** Start **

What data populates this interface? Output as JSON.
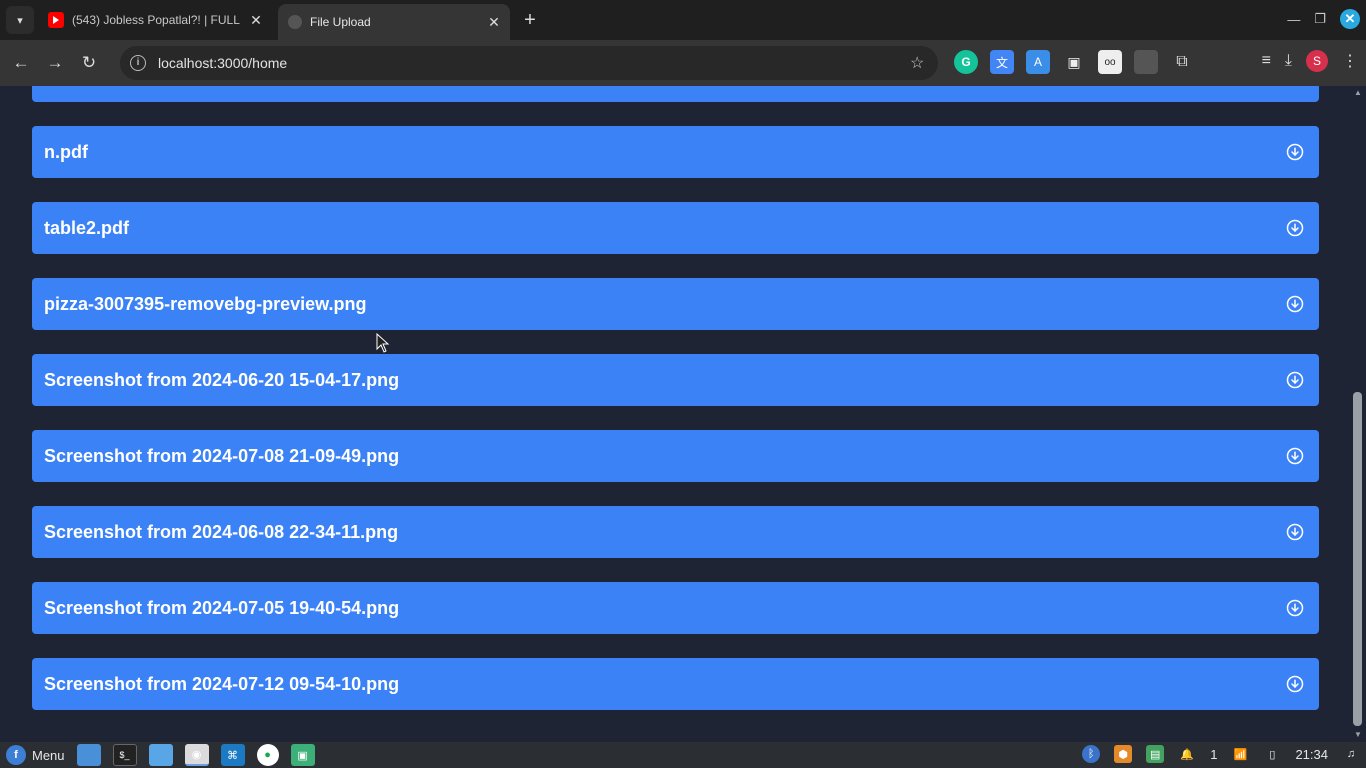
{
  "browser": {
    "tabs": [
      {
        "title": "(543) Jobless Popatlal?! | FULL",
        "active": false
      },
      {
        "title": "File Upload",
        "active": true
      }
    ],
    "url": "localhost:3000/home",
    "profile_initial": "S"
  },
  "files": [
    {
      "name": "n.pdf"
    },
    {
      "name": "table2.pdf"
    },
    {
      "name": "pizza-3007395-removebg-preview.png"
    },
    {
      "name": "Screenshot from 2024-06-20 15-04-17.png"
    },
    {
      "name": "Screenshot from 2024-07-08 21-09-49.png"
    },
    {
      "name": "Screenshot from 2024-06-08 22-34-11.png"
    },
    {
      "name": "Screenshot from 2024-07-05 19-40-54.png"
    },
    {
      "name": "Screenshot from 2024-07-12 09-54-10.png"
    }
  ],
  "taskbar": {
    "menu_label": "Menu",
    "notification_count": "1",
    "clock": "21:34"
  },
  "colors": {
    "row_background": "#3b82f6",
    "page_background": "#1e2433"
  }
}
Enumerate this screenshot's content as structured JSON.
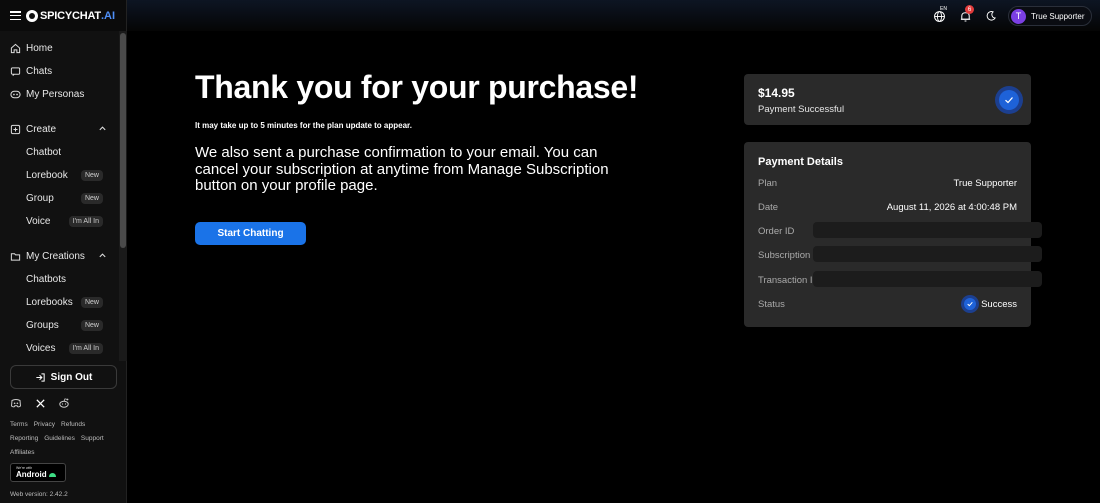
{
  "brand": {
    "name": "SPICYCHAT",
    "suffix": ".AI"
  },
  "sidebar": {
    "top_items": [
      {
        "label": "Home",
        "icon": "home-icon"
      },
      {
        "label": "Chats",
        "icon": "chat-icon"
      },
      {
        "label": "My Personas",
        "icon": "persona-icon"
      }
    ],
    "create": {
      "label": "Create",
      "items": [
        {
          "label": "Chatbot",
          "badge": ""
        },
        {
          "label": "Lorebook",
          "badge": "New"
        },
        {
          "label": "Group",
          "badge": "New"
        },
        {
          "label": "Voice",
          "badge": "I'm All In"
        }
      ]
    },
    "creations": {
      "label": "My Creations",
      "items": [
        {
          "label": "Chatbots",
          "badge": ""
        },
        {
          "label": "Lorebooks",
          "badge": "New"
        },
        {
          "label": "Groups",
          "badge": "New"
        },
        {
          "label": "Voices",
          "badge": "I'm All In"
        }
      ]
    },
    "sign_out": "Sign Out",
    "footer_links": [
      "Terms",
      "Privacy",
      "Refunds",
      "Reporting",
      "Guidelines",
      "Support",
      "Affiliates"
    ],
    "android": {
      "small": "We're with",
      "big": "Android"
    },
    "version": "Web version: 2.42.2"
  },
  "topbar": {
    "language": "EN",
    "notifications": "6",
    "user_initial": "T",
    "user_name": "True Supporter"
  },
  "main": {
    "title": "Thank you for your purchase!",
    "note": "It may take up to 5 minutes for the plan update to appear.",
    "body": "We also sent a purchase confirmation to your email. You can cancel your subscription at anytime from Manage Subscription button on your profile page.",
    "start_button": "Start Chatting"
  },
  "payment": {
    "amount": "$14.95",
    "status": "Payment Successful"
  },
  "details": {
    "title": "Payment Details",
    "plan_label": "Plan",
    "plan_value": "True Supporter",
    "date_label": "Date",
    "date_value": "August 11, 2026 at 4:00:48 PM",
    "order_label": "Order ID",
    "subscription_label": "Subscription ID",
    "transaction_label": "Transaction ID",
    "status_label": "Status",
    "status_value": "Success"
  },
  "colors": {
    "accent": "#1a73e8",
    "badge_red": "#e23b3b",
    "avatar": "#7b3fe4"
  }
}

** End **

§ What you are asked to do
Find the string "JSON" in the records, then copy each line where it occurs.

§ Correct answer
What data populates this interface? Output as JSON.
Enumerate this screenshot's content as structured JSON.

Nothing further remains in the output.